| What you will do |
Write out the records below once more, exactly as they stand.

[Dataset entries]

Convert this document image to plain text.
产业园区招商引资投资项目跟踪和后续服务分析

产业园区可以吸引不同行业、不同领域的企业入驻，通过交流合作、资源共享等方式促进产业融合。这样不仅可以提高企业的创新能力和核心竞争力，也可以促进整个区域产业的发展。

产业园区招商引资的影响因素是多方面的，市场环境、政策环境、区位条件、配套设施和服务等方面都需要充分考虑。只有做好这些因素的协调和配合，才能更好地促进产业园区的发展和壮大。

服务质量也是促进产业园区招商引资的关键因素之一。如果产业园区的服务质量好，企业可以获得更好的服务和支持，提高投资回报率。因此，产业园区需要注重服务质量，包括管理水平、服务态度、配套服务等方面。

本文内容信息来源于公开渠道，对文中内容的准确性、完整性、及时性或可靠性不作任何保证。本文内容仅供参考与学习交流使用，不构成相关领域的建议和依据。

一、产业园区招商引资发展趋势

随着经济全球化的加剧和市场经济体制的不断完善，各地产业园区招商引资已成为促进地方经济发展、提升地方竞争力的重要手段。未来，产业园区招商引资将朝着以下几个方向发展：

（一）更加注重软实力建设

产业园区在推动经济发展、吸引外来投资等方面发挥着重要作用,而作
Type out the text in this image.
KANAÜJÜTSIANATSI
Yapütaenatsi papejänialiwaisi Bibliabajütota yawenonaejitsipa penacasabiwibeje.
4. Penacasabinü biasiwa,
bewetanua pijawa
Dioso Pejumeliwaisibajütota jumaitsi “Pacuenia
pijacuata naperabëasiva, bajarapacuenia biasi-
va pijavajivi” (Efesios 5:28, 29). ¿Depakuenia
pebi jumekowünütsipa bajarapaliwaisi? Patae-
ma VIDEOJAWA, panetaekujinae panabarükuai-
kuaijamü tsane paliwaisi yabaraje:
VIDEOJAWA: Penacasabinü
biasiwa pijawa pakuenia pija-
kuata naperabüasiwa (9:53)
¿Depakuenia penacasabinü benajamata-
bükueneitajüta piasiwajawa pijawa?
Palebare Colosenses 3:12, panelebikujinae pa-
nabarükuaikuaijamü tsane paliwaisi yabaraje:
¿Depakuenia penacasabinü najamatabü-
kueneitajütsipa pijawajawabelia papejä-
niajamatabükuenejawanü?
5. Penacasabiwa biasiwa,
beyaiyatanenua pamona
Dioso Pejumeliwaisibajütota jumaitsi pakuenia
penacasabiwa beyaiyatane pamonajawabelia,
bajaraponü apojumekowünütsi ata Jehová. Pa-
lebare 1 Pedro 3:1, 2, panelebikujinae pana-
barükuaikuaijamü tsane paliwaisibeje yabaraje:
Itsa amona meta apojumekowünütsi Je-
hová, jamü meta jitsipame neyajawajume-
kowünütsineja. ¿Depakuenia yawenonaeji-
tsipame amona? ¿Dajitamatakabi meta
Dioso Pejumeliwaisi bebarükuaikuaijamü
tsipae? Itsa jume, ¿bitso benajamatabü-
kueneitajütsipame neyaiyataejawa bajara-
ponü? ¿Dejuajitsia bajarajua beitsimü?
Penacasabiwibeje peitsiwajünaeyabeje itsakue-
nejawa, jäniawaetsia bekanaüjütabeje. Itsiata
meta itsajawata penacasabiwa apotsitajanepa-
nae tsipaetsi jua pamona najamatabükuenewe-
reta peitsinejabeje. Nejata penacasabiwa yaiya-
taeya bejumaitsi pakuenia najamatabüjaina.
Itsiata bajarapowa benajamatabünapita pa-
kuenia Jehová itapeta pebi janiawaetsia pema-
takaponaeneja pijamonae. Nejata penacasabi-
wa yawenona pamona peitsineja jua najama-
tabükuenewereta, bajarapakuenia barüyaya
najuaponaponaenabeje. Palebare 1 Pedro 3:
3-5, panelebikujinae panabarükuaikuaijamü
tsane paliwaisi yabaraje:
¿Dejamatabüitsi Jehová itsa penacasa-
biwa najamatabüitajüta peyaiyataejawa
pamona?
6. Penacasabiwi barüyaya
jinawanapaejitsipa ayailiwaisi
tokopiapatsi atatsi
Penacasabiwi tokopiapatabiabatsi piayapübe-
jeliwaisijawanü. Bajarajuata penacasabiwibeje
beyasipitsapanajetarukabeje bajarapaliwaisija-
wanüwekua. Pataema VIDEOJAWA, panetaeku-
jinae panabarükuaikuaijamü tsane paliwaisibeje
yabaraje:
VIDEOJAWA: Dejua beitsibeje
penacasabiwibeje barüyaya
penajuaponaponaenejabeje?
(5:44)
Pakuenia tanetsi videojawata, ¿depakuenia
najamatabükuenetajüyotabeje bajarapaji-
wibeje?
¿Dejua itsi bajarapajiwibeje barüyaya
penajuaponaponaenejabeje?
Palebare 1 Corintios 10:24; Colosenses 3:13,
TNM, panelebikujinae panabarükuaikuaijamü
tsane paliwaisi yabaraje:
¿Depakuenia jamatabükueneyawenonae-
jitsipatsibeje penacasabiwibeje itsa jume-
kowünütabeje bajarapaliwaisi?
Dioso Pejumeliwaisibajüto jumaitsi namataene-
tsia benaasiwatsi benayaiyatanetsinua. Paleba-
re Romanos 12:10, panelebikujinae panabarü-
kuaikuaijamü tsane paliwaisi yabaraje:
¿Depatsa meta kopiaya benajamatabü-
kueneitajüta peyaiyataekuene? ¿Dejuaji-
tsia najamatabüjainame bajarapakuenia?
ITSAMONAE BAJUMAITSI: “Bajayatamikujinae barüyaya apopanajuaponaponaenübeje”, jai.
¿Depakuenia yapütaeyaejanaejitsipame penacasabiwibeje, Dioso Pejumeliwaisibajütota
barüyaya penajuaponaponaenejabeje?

| Answer |
Convert this document image to plain text.
产业园区招商引资投资项目跟踪和后续服务分析

产业园区可以吸引不同行业、不同领域的企业入驻，通过交流合作、资源共享等方式促进产业融合。这样不仅可以提高企业的创新能力和核心竞争力，也可以促进整个区域产业的发展。

产业园区招商引资的影响因素是多方面的，市场环境、政策环境、区位条件、配套设施和服务等方面都需要充分考虑。只有做好这些因素的协调和配合，才能更好地促进产业园区的发展和壮大。

服务质量也是促进产业园区招商引资的关键因素之一。如果产业园区的服务质量好，企业可以获得更好的服务和支持，提高投资回报率。因此，产业园区需要注重服务质量，包括管理水平、服务态度、配套服务等方面。

本文内容信息来源于公开渠道，对文中内容的准确性、完整性、及时性或可靠性不作任何保证。本文内容仅供参考与学习交流使用，不构成相关领域的建议和依据。

一、产业园区招商引资发展趋势

随着经济全球化的加剧和市场经济体制的不断完善，各地产业园区招商引资已成为促进地方经济发展、提升地方竞争力的重要手段。未来，产业园区招商引资将朝着以下几个方向发展：

（一）更加注重软实力建设

产业园区在推动经济发展、吸引外来投资等方面发挥着重要作用,而作
Type out the text in this image.
KANAÜJÜTSIANATSI
Yapütaenatsi papejänialiwaisi Bibliabajütota yawenonaejitsipa penacasabiwibeje.
4. Penacasabinü biasiwa,
bewetanua pijawa
Dioso Pejumeliwaisibajütota jumaitsi “Pacuenia
pijacuata naperabëasiva, bajarapacuenia biasi-
va pijavajivi” (Efesios 5:28, 29). ¿Depakuenia
pebi jumekowünütsipa bajarapaliwaisi? Patae-
ma VIDEOJAWA, panetaekujinae panabarükuai-
kuaijamü tsane paliwaisi yabaraje:
VIDEOJAWA: Penacasabinü
biasiwa pijawa pakuenia pija-
kuata naperabüasiwa (9:53)
¿Depakuenia penacasabinü benajamata-
bükueneitajüta piasiwajawa pijawa?
Palebare Colosenses 3:12, panelebikujinae pa-
nabarükuaikuaijamü tsane paliwaisi yabaraje:
¿Depakuenia penacasabinü najamatabü-
kueneitajütsipa pijawajawabelia papejä-
niajamatabükuenejawanü?
5. Penacasabiwa biasiwa,
beyaiyatanenua pamona
Dioso Pejumeliwaisibajütota jumaitsi pakuenia
penacasabiwa beyaiyatane pamonajawabelia,
bajaraponü apojumekowünütsi ata Jehová. Pa-
lebare 1 Pedro 3:1, 2, panelebikujinae pana-
barükuaikuaijamü tsane paliwaisibeje yabaraje:
Itsa amona meta apojumekowünütsi Je-
hová, jamü meta jitsipame neyajawajume-
kowünütsineja. ¿Depakuenia yawenonaeji-
tsipame amona? ¿Dajitamatakabi meta
Dioso Pejumeliwaisi bebarükuaikuaijamü
tsipae? Itsa jume, ¿bitso benajamatabü-
kueneitajütsipame neyaiyataejawa bajara-
ponü? ¿Dejuajitsia bajarajua beitsimü?
Penacasabiwibeje peitsiwajünaeyabeje itsakue-
nejawa, jäniawaetsia bekanaüjütabeje. Itsiata
meta itsajawata penacasabiwa apotsitajanepa-
nae tsipaetsi jua pamona najamatabükuenewe-
reta peitsinejabeje. Nejata penacasabiwa yaiya-
taeya bejumaitsi pakuenia najamatabüjaina.
Itsiata bajarapowa benajamatabünapita pa-
kuenia Jehová itapeta pebi janiawaetsia pema-
takaponaeneja pijamonae. Nejata penacasabi-
wa yawenona pamona peitsineja jua najama-
tabükuenewereta, bajarapakuenia barüyaya
najuaponaponaenabeje. Palebare 1 Pedro 3:
3-5, panelebikujinae panabarükuaikuaijamü
tsane paliwaisi yabaraje:
¿Dejamatabüitsi Jehová itsa penacasa-
biwa najamatabüitajüta peyaiyataejawa
pamona?
6. Penacasabiwi barüyaya
jinawanapaejitsipa ayailiwaisi
tokopiapatsi atatsi
Penacasabiwi tokopiapatabiabatsi piayapübe-
jeliwaisijawanü. Bajarajuata penacasabiwibeje
beyasipitsapanajetarukabeje bajarapaliwaisija-
wanüwekua. Pataema VIDEOJAWA, panetaeku-
jinae panabarükuaikuaijamü tsane paliwaisibeje
yabaraje:
VIDEOJAWA: Dejua beitsibeje
penacasabiwibeje barüyaya
penajuaponaponaenejabeje?
(5:44)
Pakuenia tanetsi videojawata, ¿depakuenia
najamatabükuenetajüyotabeje bajarapaji-
wibeje?
¿Dejua itsi bajarapajiwibeje barüyaya
penajuaponaponaenejabeje?
Palebare 1 Corintios 10:24; Colosenses 3:13,
TNM, panelebikujinae panabarükuaikuaijamü
tsane paliwaisi yabaraje:
¿Depakuenia jamatabükueneyawenonae-
jitsipatsibeje penacasabiwibeje itsa jume-
kowünütabeje bajarapaliwaisi?
Dioso Pejumeliwaisibajüto jumaitsi namataene-
tsia benaasiwatsi benayaiyatanetsinua. Paleba-
re Romanos 12:10, panelebikujinae panabarü-
kuaikuaijamü tsane paliwaisi yabaraje:
¿Depatsa meta kopiaya benajamatabü-
kueneitajüta peyaiyataekuene? ¿Dejuaji-
tsia najamatabüjainame bajarapakuenia?
ITSAMONAE BAJUMAITSI: “Bajayatamikujinae barüyaya apopanajuaponaponaenübeje”, jai.
¿Depakuenia yapütaeyaejanaejitsipame penacasabiwibeje, Dioso Pejumeliwaisibajütota
barüyaya penajuaponaponaenejabeje?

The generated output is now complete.